◆ INFORMATION GIVEN
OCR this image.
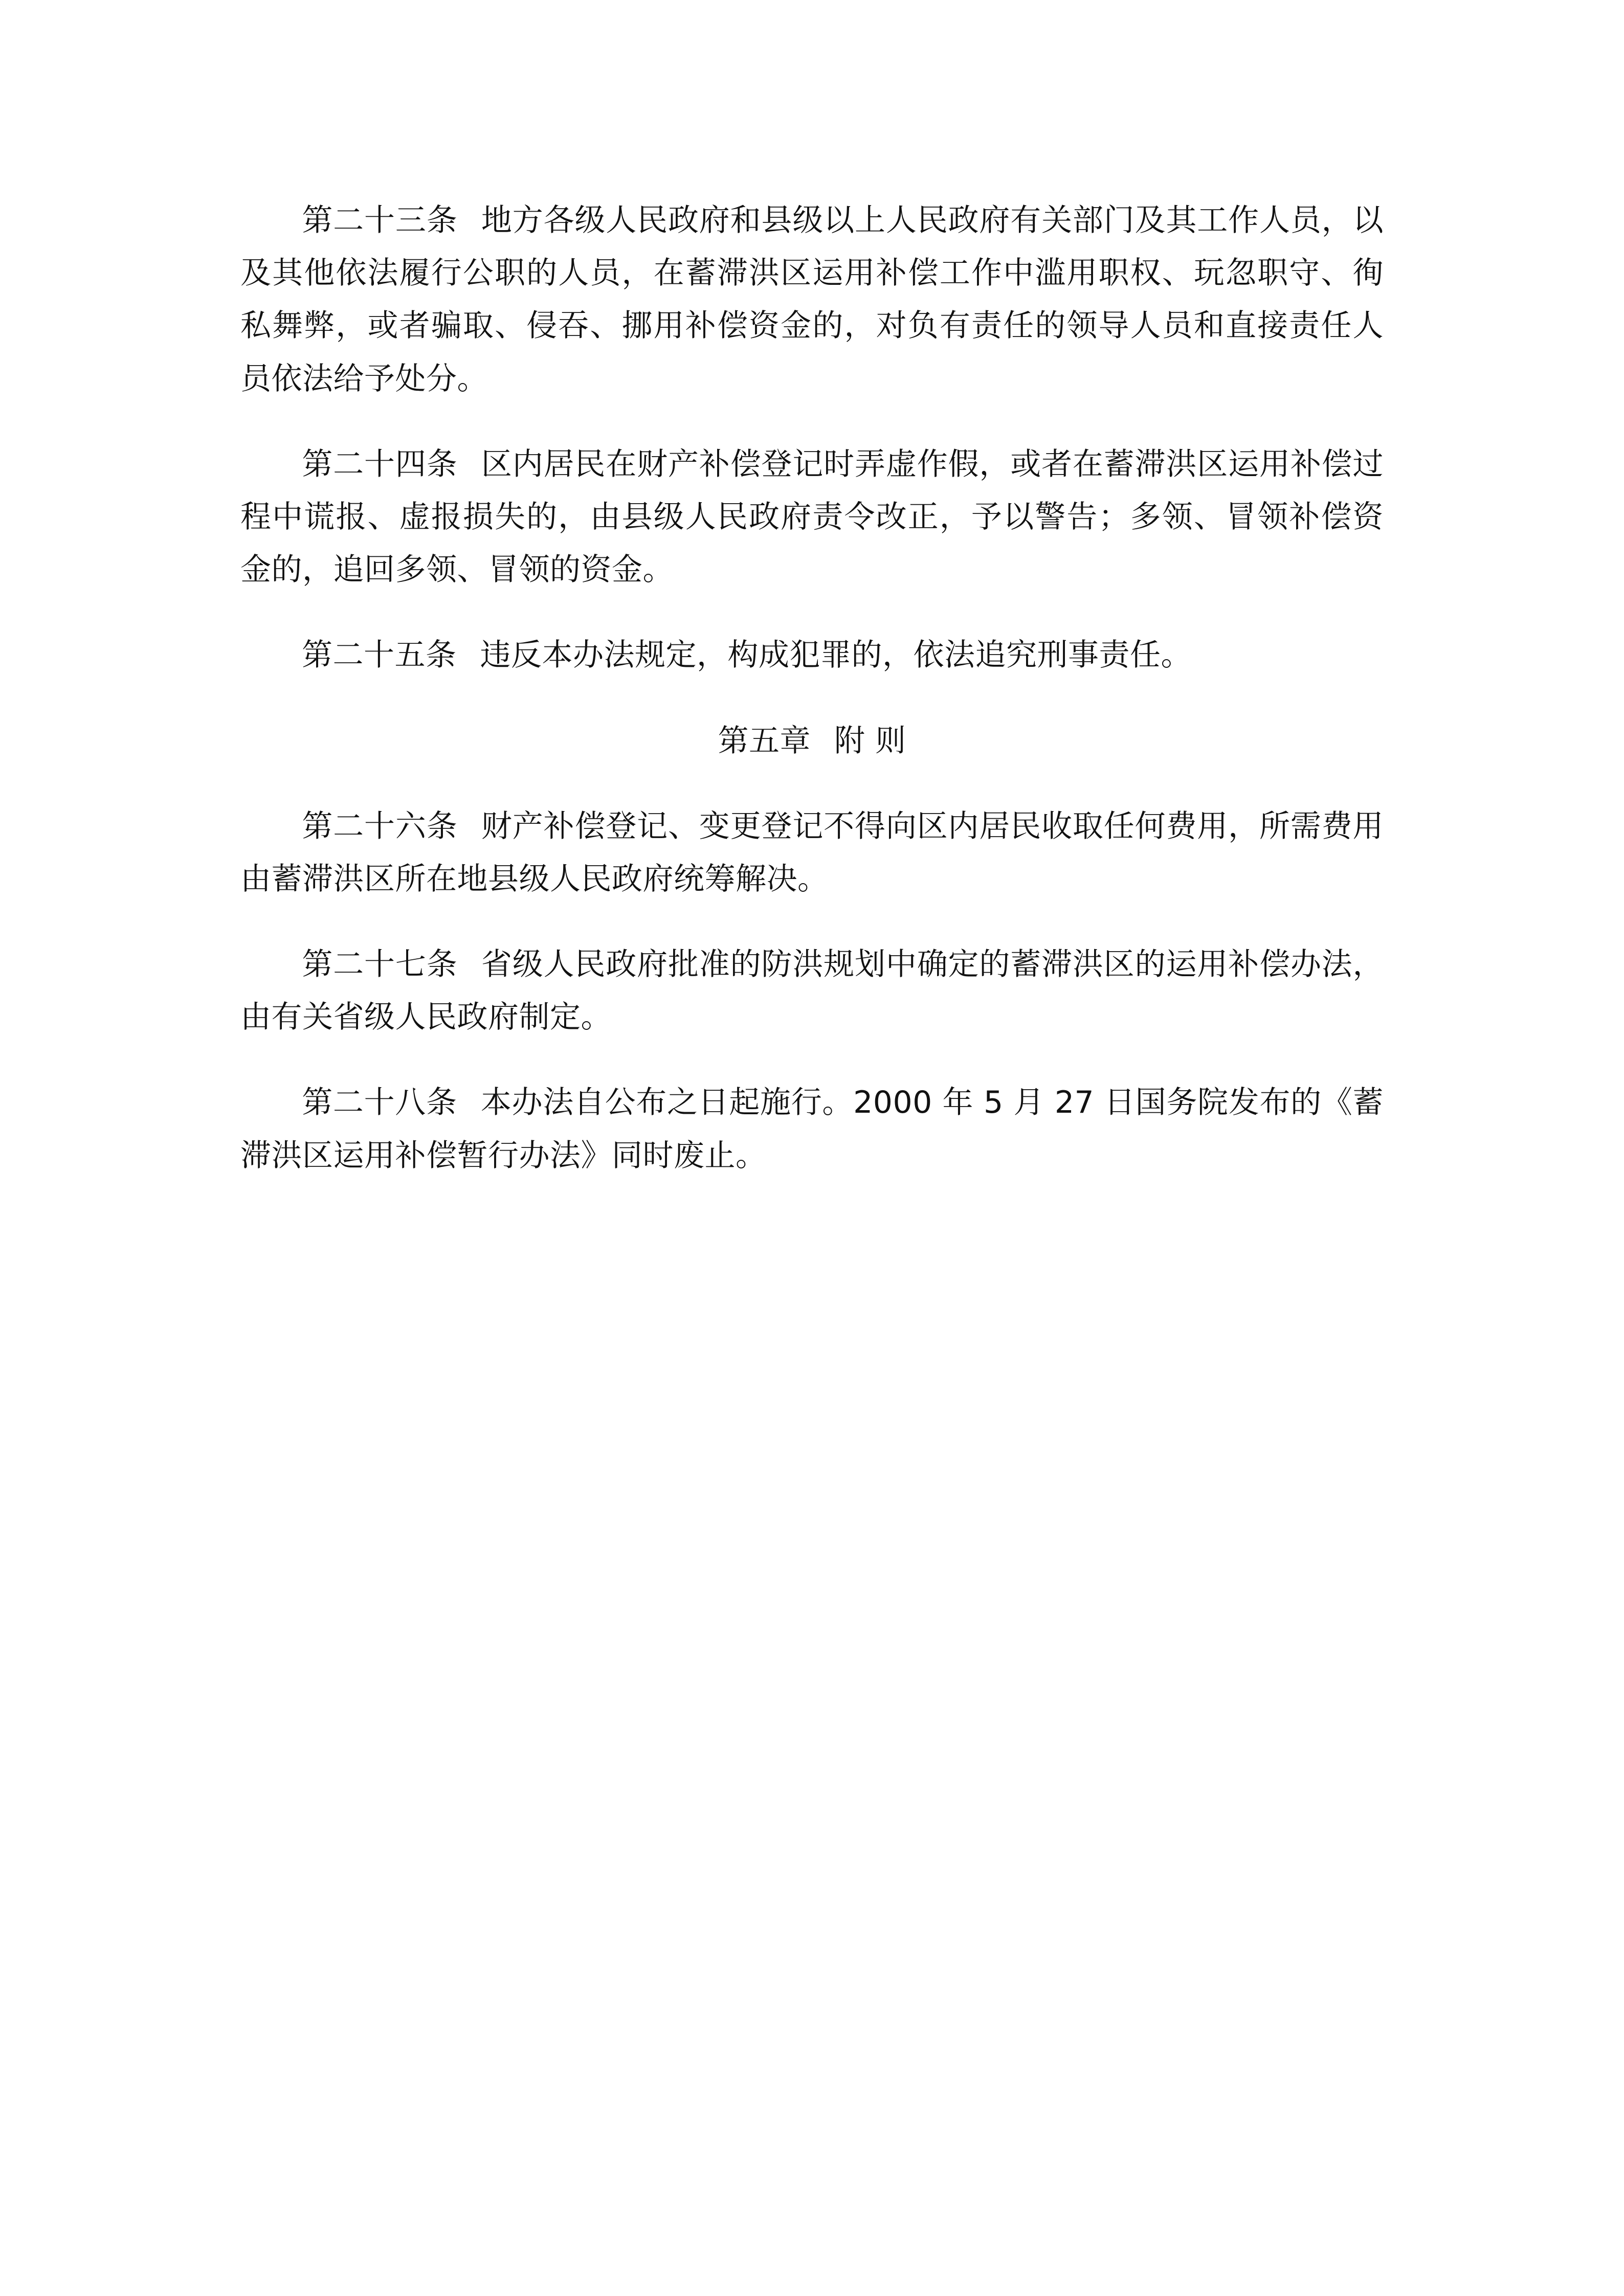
第二十三条 地方各级人民政府和县级以上人民政府有关部门及其工作人员，以及其他依法履行公职的人员，在蓄滞洪区运用补偿工作中滥用职权、玩忽职守、徇私舞弊，或者骗取、侵吞、挪用补偿资金的，对负有责任的领导人员和直接责任人员依法给予处分。

第二十四条 区内居民在财产补偿登记时弄虚作假，或者在蓄滞洪区运用补偿过程中谎报、虚报损失的，由县级人民政府责令改正，予以警告；多领、冒领补偿资金的，追回多领、冒领的资金。

第二十五条 违反本办法规定，构成犯罪的，依法追究刑事责任。

第五章 附 则

第二十六条 财产补偿登记、变更登记不得向区内居民收取任何费用，所需费用由蓄滞洪区所在地县级人民政府统筹解决。

第二十七条 省级人民政府批准的防洪规划中确定的蓄滞洪区的运用补偿办法，由有关省级人民政府制定。

第二十八条 本办法自公布之日起施行。2000 年 5 月 27 日国务院发布的《蓄滞洪区运用补偿暂行办法》同时废止。
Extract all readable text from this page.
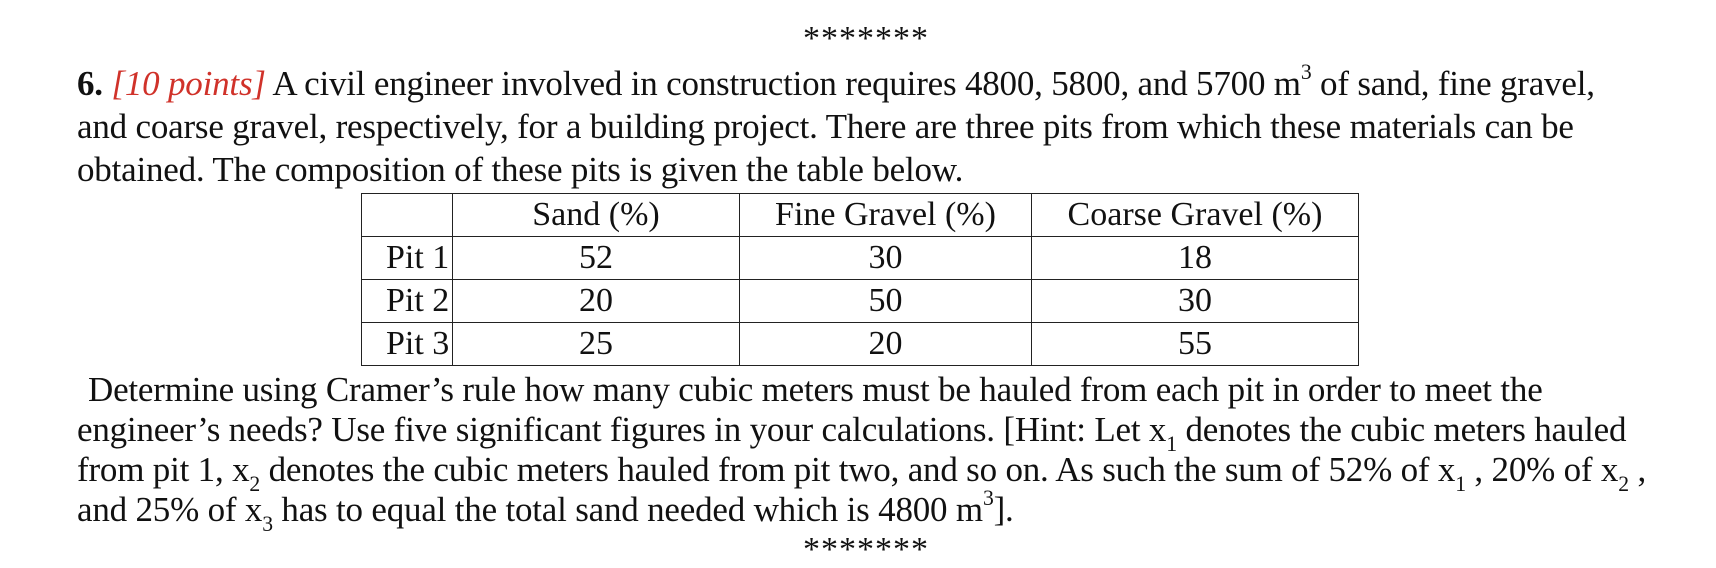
*******
6. [10 points] A civil engineer involved in construction requires 4800, 5800, and 5700 $m^3$ of sand, fine gravel, and coarse gravel, respectively, for a building project. There are three pits from which these materials can be obtained. The composition of these pits is given the table below.
	Sand (%)	Fine Gravel (%)	Coarse Gravel (%)
Pit 1	52	30	18
Pit 2	20	50	30
Pit 3	25	20	55
Determine using Cramer’s rule how many cubic meters must be hauled from each pit in order to meet the engineer’s needs? Use five significant figures in your calculations. [Hint: Let $x_1$ denotes the cubic meters hauled from pit 1, $x_2$ denotes the cubic meters hauled from pit two, and so on. As such the sum of 52% of $x_1$ , 20% of $x_2$ , and 25% of $x_3$ has to equal the total sand needed which is 4800 $m^3$].
*******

◆ EXERCISE DETAILS
Restate the records above in full, word for word. Keep pictures out.

◆ ANSWER TO THE PROBLEM
OCR this image.
第二十三条 地方各级人民政府和县级以上人民政府有关部门及其工作人员，以及其他依法履行公职的人员，在蓄滞洪区运用补偿工作中滥用职权、玩忽职守、徇私舞弊，或者骗取、侵吞、挪用补偿资金的，对负有责任的领导人员和直接责任人员依法给予处分。

第二十四条 区内居民在财产补偿登记时弄虚作假，或者在蓄滞洪区运用补偿过程中谎报、虚报损失的，由县级人民政府责令改正，予以警告；多领、冒领补偿资金的，追回多领、冒领的资金。

第二十五条 违反本办法规定，构成犯罪的，依法追究刑事责任。

第五章 附 则

第二十六条 财产补偿登记、变更登记不得向区内居民收取任何费用，所需费用由蓄滞洪区所在地县级人民政府统筹解决。

第二十七条 省级人民政府批准的防洪规划中确定的蓄滞洪区的运用补偿办法，由有关省级人民政府制定。

第二十八条 本办法自公布之日起施行。2000 年 5 月 27 日国务院发布的《蓄滞洪区运用补偿暂行办法》同时废止。
Extract all readable text from this page.
*******
6. [10 points] A civil engineer involved in construction requires 4800, 5800, and 5700 $m^3$ of sand, fine gravel, and coarse gravel, respectively, for a building project. There are three pits from which these materials can be obtained. The composition of these pits is given the table below.
	Sand (%)	Fine Gravel (%)	Coarse Gravel (%)
Pit 1	52	30	18
Pit 2	20	50	30
Pit 3	25	20	55
Determine using Cramer’s rule how many cubic meters must be hauled from each pit in order to meet the engineer’s needs? Use five significant figures in your calculations. [Hint: Let $x_1$ denotes the cubic meters hauled from pit 1, $x_2$ denotes the cubic meters hauled from pit two, and so on. As such the sum of 52% of $x_1$ , 20% of $x_2$ , and 25% of $x_3$ has to equal the total sand needed which is 4800 $m^3$].
*******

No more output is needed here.